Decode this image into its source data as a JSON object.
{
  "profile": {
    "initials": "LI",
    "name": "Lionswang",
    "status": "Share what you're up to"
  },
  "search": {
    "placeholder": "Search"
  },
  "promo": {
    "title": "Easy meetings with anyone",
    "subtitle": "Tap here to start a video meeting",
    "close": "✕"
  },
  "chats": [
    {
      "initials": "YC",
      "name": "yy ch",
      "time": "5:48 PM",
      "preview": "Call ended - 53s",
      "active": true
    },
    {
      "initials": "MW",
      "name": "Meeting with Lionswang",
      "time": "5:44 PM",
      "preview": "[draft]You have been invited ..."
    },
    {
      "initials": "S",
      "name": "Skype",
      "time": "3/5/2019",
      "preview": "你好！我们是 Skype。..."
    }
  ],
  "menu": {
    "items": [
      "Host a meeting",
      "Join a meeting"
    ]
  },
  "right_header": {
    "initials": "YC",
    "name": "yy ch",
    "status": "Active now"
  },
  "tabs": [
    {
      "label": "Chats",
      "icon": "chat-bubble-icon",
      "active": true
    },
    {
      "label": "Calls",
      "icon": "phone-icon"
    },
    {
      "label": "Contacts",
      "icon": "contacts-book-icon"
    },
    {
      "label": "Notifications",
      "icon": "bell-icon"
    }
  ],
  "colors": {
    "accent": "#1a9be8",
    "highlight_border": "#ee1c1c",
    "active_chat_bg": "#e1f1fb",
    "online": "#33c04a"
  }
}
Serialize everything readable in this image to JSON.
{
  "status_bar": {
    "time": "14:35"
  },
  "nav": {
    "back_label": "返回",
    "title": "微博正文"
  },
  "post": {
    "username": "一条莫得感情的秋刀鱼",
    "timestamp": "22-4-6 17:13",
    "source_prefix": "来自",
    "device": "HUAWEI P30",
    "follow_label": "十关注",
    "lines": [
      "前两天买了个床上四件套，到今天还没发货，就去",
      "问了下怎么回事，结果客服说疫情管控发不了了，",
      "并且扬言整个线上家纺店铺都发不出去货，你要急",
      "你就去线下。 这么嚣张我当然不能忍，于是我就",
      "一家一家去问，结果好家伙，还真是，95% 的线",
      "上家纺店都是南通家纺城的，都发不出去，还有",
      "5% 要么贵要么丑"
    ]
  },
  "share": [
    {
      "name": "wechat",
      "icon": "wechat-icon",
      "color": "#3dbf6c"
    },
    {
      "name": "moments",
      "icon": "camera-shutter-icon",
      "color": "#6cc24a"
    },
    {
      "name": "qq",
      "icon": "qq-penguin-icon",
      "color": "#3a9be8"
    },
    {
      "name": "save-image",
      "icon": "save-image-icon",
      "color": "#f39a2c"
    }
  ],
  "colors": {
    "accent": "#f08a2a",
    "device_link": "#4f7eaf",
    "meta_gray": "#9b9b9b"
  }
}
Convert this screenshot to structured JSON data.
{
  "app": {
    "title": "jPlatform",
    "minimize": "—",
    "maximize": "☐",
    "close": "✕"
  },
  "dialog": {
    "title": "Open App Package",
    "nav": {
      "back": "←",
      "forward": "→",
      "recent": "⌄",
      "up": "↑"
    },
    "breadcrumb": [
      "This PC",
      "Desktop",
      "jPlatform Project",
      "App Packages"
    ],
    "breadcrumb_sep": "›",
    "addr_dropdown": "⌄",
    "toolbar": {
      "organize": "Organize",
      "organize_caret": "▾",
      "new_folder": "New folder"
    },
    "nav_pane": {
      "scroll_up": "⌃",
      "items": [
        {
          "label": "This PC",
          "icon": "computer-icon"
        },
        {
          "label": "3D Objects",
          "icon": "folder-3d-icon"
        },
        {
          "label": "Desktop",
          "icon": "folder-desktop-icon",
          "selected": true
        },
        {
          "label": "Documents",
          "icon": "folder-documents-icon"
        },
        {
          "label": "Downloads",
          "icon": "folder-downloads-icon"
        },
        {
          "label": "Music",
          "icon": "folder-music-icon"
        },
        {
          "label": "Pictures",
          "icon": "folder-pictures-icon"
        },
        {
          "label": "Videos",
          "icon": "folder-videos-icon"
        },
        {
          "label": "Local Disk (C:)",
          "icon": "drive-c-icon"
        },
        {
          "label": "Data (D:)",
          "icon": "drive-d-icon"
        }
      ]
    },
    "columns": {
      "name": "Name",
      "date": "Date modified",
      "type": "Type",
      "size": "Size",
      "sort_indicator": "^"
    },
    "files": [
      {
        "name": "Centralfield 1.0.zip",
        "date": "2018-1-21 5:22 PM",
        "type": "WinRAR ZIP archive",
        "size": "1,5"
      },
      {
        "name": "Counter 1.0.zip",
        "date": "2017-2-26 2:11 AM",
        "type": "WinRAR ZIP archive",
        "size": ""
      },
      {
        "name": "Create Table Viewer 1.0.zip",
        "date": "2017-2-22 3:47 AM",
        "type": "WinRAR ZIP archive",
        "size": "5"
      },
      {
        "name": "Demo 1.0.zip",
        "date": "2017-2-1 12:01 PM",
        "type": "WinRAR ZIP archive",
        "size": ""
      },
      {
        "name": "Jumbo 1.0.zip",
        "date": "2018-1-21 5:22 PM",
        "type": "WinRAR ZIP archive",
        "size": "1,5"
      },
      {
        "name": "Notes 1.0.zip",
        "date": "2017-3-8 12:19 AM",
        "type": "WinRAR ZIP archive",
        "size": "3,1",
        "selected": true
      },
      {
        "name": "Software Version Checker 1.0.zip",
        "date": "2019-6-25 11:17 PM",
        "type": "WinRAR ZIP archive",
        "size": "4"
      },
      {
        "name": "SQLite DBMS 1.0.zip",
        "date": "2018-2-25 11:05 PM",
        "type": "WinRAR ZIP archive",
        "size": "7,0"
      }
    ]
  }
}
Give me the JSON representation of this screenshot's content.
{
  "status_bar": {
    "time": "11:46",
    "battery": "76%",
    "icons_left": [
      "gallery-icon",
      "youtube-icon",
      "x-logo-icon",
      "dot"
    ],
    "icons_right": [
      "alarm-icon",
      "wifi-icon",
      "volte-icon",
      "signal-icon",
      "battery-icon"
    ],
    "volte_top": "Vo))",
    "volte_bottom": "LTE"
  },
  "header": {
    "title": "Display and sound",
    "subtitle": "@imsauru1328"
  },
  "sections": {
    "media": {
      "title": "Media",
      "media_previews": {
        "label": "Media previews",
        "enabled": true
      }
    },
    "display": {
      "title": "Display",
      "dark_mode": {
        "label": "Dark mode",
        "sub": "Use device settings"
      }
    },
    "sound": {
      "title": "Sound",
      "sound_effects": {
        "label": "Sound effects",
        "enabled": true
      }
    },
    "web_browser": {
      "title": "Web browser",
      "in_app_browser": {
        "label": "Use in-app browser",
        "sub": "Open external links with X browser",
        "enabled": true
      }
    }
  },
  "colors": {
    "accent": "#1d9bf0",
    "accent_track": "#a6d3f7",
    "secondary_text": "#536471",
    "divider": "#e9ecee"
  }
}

########################################

Description of the task: Go through the records above and retype each one exactly.

Solution for this problem:
Decode this image into its source data as a JSON object.
{
  "profile": {
    "initials": "LI",
    "name": "Lionswang",
    "status": "Share what you're up to"
  },
  "search": {
    "placeholder": "Search"
  },
  "promo": {
    "title": "Easy meetings with anyone",
    "subtitle": "Tap here to start a video meeting",
    "close": "✕"
  },
  "chats": [
    {
      "initials": "YC",
      "name": "yy ch",
      "time": "5:48 PM",
      "preview": "Call ended - 53s",
      "active": true
    },
    {
      "initials": "MW",
      "name": "Meeting with Lionswang",
      "time": "5:44 PM",
      "preview": "[draft]You have been invited ..."
    },
    {
      "initials": "S",
      "name": "Skype",
      "time": "3/5/2019",
      "preview": "你好！我们是 Skype。..."
    }
  ],
  "menu": {
    "items": [
      "Host a meeting",
      "Join a meeting"
    ]
  },
  "right_header": {
    "initials": "YC",
    "name": "yy ch",
    "status": "Active now"
  },
  "tabs": [
    {
      "label": "Chats",
      "icon": "chat-bubble-icon",
      "active": true
    },
    {
      "label": "Calls",
      "icon": "phone-icon"
    },
    {
      "label": "Contacts",
      "icon": "contacts-book-icon"
    },
    {
      "label": "Notifications",
      "icon": "bell-icon"
    }
  ],
  "colors": {
    "accent": "#1a9be8",
    "highlight_border": "#ee1c1c",
    "active_chat_bg": "#e1f1fb",
    "online": "#33c04a"
  }
}
Serialize everything readable in this image to JSON.
{
  "status_bar": {
    "time": "14:35"
  },
  "nav": {
    "back_label": "返回",
    "title": "微博正文"
  },
  "post": {
    "username": "一条莫得感情的秋刀鱼",
    "timestamp": "22-4-6 17:13",
    "source_prefix": "来自",
    "device": "HUAWEI P30",
    "follow_label": "十关注",
    "lines": [
      "前两天买了个床上四件套，到今天还没发货，就去",
      "问了下怎么回事，结果客服说疫情管控发不了了，",
      "并且扬言整个线上家纺店铺都发不出去货，你要急",
      "你就去线下。 这么嚣张我当然不能忍，于是我就",
      "一家一家去问，结果好家伙，还真是，95% 的线",
      "上家纺店都是南通家纺城的，都发不出去，还有",
      "5% 要么贵要么丑"
    ]
  },
  "share": [
    {
      "name": "wechat",
      "icon": "wechat-icon",
      "color": "#3dbf6c"
    },
    {
      "name": "moments",
      "icon": "camera-shutter-icon",
      "color": "#6cc24a"
    },
    {
      "name": "qq",
      "icon": "qq-penguin-icon",
      "color": "#3a9be8"
    },
    {
      "name": "save-image",
      "icon": "save-image-icon",
      "color": "#f39a2c"
    }
  ],
  "colors": {
    "accent": "#f08a2a",
    "device_link": "#4f7eaf",
    "meta_gray": "#9b9b9b"
  }
}
Convert this screenshot to structured JSON data.
{
  "app": {
    "title": "jPlatform",
    "minimize": "—",
    "maximize": "☐",
    "close": "✕"
  },
  "dialog": {
    "title": "Open App Package",
    "nav": {
      "back": "←",
      "forward": "→",
      "recent": "⌄",
      "up": "↑"
    },
    "breadcrumb": [
      "This PC",
      "Desktop",
      "jPlatform Project",
      "App Packages"
    ],
    "breadcrumb_sep": "›",
    "addr_dropdown": "⌄",
    "toolbar": {
      "organize": "Organize",
      "organize_caret": "▾",
      "new_folder": "New folder"
    },
    "nav_pane": {
      "scroll_up": "⌃",
      "items": [
        {
          "label": "This PC",
          "icon": "computer-icon"
        },
        {
          "label": "3D Objects",
          "icon": "folder-3d-icon"
        },
        {
          "label": "Desktop",
          "icon": "folder-desktop-icon",
          "selected": true
        },
        {
          "label": "Documents",
          "icon": "folder-documents-icon"
        },
        {
          "label": "Downloads",
          "icon": "folder-downloads-icon"
        },
        {
          "label": "Music",
          "icon": "folder-music-icon"
        },
        {
          "label": "Pictures",
          "icon": "folder-pictures-icon"
        },
        {
          "label": "Videos",
          "icon": "folder-videos-icon"
        },
        {
          "label": "Local Disk (C:)",
          "icon": "drive-c-icon"
        },
        {
          "label": "Data (D:)",
          "icon": "drive-d-icon"
        }
      ]
    },
    "columns": {
      "name": "Name",
      "date": "Date modified",
      "type": "Type",
      "size": "Size",
      "sort_indicator": "^"
    },
    "files": [
      {
        "name": "Centralfield 1.0.zip",
        "date": "2018-1-21 5:22 PM",
        "type": "WinRAR ZIP archive",
        "size": "1,5"
      },
      {
        "name": "Counter 1.0.zip",
        "date": "2017-2-26 2:11 AM",
        "type": "WinRAR ZIP archive",
        "size": ""
      },
      {
        "name": "Create Table Viewer 1.0.zip",
        "date": "2017-2-22 3:47 AM",
        "type": "WinRAR ZIP archive",
        "size": "5"
      },
      {
        "name": "Demo 1.0.zip",
        "date": "2017-2-1 12:01 PM",
        "type": "WinRAR ZIP archive",
        "size": ""
      },
      {
        "name": "Jumbo 1.0.zip",
        "date": "2018-1-21 5:22 PM",
        "type": "WinRAR ZIP archive",
        "size": "1,5"
      },
      {
        "name": "Notes 1.0.zip",
        "date": "2017-3-8 12:19 AM",
        "type": "WinRAR ZIP archive",
        "size": "3,1",
        "selected": true
      },
      {
        "name": "Software Version Checker 1.0.zip",
        "date": "2019-6-25 11:17 PM",
        "type": "WinRAR ZIP archive",
        "size": "4"
      },
      {
        "name": "SQLite DBMS 1.0.zip",
        "date": "2018-2-25 11:05 PM",
        "type": "WinRAR ZIP archive",
        "size": "7,0"
      }
    ]
  }
}
Give me the JSON representation of this screenshot's content.
{
  "status_bar": {
    "time": "11:46",
    "battery": "76%",
    "icons_left": [
      "gallery-icon",
      "youtube-icon",
      "x-logo-icon",
      "dot"
    ],
    "icons_right": [
      "alarm-icon",
      "wifi-icon",
      "volte-icon",
      "signal-icon",
      "battery-icon"
    ],
    "volte_top": "Vo))",
    "volte_bottom": "LTE"
  },
  "header": {
    "title": "Display and sound",
    "subtitle": "@imsauru1328"
  },
  "sections": {
    "media": {
      "title": "Media",
      "media_previews": {
        "label": "Media previews",
        "enabled": true
      }
    },
    "display": {
      "title": "Display",
      "dark_mode": {
        "label": "Dark mode",
        "sub": "Use device settings"
      }
    },
    "sound": {
      "title": "Sound",
      "sound_effects": {
        "label": "Sound effects",
        "enabled": true
      }
    },
    "web_browser": {
      "title": "Web browser",
      "in_app_browser": {
        "label": "Use in-app browser",
        "sub": "Open external links with X browser",
        "enabled": true
      }
    }
  },
  "colors": {
    "accent": "#1d9bf0",
    "accent_track": "#a6d3f7",
    "secondary_text": "#536471",
    "divider": "#e9ecee"
  }
}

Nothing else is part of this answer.